Work out how many lines in the entries contain the string "Please", and give nothing but that number.

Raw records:
* * * * * * *
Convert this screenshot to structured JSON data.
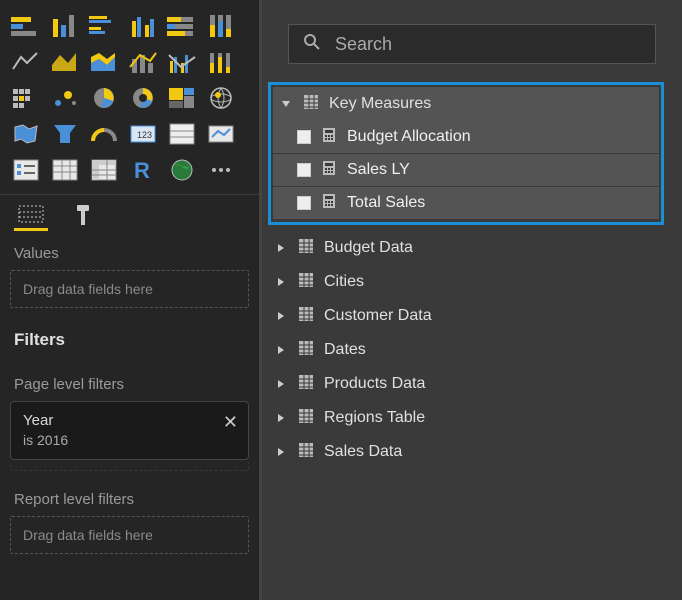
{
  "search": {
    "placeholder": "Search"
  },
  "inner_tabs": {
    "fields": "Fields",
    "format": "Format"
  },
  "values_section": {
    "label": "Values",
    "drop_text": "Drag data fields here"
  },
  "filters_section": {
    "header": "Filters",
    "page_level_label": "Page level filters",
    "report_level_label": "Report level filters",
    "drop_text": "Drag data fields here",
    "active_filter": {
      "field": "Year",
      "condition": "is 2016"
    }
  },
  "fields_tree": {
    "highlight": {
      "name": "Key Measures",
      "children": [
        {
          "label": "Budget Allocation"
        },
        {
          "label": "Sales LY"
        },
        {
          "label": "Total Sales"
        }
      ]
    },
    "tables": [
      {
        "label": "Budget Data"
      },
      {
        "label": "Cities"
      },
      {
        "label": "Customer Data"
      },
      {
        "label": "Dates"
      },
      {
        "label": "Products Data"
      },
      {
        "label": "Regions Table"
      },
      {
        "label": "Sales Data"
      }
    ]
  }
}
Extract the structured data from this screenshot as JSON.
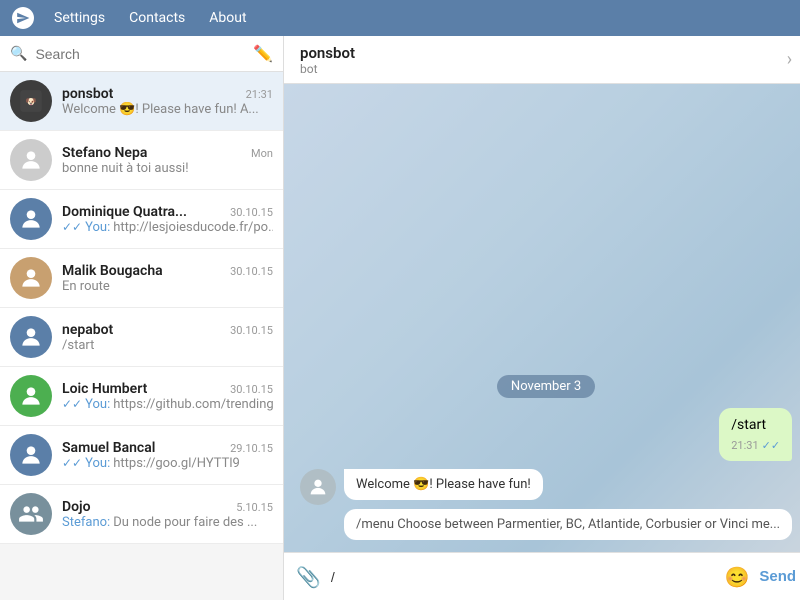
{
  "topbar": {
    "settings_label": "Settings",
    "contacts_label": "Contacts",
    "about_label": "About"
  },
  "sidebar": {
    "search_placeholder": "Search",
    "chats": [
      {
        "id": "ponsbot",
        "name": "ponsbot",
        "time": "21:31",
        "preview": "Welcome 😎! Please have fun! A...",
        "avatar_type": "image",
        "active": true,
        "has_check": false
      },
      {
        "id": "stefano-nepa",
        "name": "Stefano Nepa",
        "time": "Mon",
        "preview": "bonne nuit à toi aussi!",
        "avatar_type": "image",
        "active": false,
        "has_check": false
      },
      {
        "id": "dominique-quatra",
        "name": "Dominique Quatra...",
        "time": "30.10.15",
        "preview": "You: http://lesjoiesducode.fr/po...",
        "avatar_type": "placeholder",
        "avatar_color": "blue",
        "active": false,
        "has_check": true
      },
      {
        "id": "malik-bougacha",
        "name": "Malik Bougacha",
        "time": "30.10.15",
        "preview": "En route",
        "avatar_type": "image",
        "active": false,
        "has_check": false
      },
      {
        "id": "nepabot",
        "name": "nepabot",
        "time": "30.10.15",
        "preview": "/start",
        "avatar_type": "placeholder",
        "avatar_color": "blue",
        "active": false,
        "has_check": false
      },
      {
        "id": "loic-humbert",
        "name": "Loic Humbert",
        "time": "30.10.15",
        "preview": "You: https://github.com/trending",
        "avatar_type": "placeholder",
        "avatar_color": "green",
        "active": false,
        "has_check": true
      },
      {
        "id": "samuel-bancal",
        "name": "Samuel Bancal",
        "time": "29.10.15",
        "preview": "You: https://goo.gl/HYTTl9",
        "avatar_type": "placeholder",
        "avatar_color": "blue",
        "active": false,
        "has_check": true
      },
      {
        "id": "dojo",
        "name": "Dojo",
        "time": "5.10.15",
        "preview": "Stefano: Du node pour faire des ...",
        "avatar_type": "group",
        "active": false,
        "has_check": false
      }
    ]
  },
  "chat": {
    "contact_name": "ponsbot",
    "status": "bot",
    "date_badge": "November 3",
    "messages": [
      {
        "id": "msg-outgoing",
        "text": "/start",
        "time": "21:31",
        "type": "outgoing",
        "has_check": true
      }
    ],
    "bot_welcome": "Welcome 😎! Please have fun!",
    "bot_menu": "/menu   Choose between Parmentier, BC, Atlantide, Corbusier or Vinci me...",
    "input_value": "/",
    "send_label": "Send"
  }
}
* * * * * * *
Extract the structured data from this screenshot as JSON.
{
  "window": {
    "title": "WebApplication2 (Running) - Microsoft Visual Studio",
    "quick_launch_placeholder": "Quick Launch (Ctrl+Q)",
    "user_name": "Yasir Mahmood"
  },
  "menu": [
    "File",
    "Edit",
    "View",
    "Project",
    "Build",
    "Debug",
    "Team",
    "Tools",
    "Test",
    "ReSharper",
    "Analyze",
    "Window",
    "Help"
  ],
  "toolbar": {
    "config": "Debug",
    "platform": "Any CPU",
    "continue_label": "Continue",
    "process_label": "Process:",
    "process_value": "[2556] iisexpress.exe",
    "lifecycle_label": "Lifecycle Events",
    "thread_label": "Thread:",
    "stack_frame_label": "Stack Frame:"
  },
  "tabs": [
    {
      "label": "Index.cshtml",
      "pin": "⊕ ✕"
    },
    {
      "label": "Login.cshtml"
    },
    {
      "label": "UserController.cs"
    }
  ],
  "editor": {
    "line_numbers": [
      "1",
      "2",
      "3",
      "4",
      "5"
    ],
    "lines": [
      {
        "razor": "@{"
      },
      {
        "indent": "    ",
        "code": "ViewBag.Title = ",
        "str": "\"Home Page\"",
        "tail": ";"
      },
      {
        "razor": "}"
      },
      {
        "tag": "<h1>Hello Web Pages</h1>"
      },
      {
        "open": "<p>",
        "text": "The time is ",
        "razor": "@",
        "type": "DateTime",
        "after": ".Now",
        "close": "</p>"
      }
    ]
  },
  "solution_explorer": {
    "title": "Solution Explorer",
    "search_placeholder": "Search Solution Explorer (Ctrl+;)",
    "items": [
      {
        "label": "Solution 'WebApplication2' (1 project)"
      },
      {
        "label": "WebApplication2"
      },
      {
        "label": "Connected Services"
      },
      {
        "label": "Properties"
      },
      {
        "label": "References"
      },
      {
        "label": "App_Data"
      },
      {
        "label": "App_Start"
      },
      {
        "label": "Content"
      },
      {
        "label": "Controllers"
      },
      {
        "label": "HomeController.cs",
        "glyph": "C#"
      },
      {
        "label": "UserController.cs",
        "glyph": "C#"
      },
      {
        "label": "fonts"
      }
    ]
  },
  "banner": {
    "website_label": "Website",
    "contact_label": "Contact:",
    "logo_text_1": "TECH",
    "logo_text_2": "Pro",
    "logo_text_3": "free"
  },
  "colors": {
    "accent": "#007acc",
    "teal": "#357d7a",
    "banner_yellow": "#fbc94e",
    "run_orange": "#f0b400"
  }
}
* * * * * * *
> **The solution**
2